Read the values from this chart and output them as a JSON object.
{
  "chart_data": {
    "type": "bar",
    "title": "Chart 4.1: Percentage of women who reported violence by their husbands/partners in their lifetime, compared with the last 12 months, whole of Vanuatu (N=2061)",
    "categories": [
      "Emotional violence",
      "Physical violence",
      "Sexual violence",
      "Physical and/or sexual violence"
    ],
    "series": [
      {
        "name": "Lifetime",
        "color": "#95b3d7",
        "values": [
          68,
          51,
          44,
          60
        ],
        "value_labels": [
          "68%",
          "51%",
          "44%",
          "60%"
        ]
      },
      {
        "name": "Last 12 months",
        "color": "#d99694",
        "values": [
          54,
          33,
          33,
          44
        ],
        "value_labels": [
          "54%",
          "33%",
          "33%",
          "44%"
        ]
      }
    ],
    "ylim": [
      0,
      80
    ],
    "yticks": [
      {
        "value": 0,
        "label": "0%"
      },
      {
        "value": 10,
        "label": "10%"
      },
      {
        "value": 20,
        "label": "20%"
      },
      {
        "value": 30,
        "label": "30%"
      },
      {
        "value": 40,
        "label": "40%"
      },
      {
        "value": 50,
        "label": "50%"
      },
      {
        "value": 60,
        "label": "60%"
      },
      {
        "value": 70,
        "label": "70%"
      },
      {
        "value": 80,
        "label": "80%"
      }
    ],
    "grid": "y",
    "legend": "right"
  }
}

§

Word for word, extract all the records.

## Expected output
Read the values from this chart and output them as a JSON object.
{
  "chart_data": {
    "type": "bar",
    "title": "Chart 4.1: Percentage of women who reported violence by their husbands/partners in their lifetime, compared with the last 12 months, whole of Vanuatu (N=2061)",
    "categories": [
      "Emotional violence",
      "Physical violence",
      "Sexual violence",
      "Physical and/or sexual violence"
    ],
    "series": [
      {
        "name": "Lifetime",
        "color": "#95b3d7",
        "values": [
          68,
          51,
          44,
          60
        ],
        "value_labels": [
          "68%",
          "51%",
          "44%",
          "60%"
        ]
      },
      {
        "name": "Last 12 months",
        "color": "#d99694",
        "values": [
          54,
          33,
          33,
          44
        ],
        "value_labels": [
          "54%",
          "33%",
          "33%",
          "44%"
        ]
      }
    ],
    "ylim": [
      0,
      80
    ],
    "yticks": [
      {
        "value": 0,
        "label": "0%"
      },
      {
        "value": 10,
        "label": "10%"
      },
      {
        "value": 20,
        "label": "20%"
      },
      {
        "value": 30,
        "label": "30%"
      },
      {
        "value": 40,
        "label": "40%"
      },
      {
        "value": 50,
        "label": "50%"
      },
      {
        "value": 60,
        "label": "60%"
      },
      {
        "value": 70,
        "label": "70%"
      },
      {
        "value": 80,
        "label": "80%"
      }
    ],
    "grid": "y",
    "legend": "right"
  }
}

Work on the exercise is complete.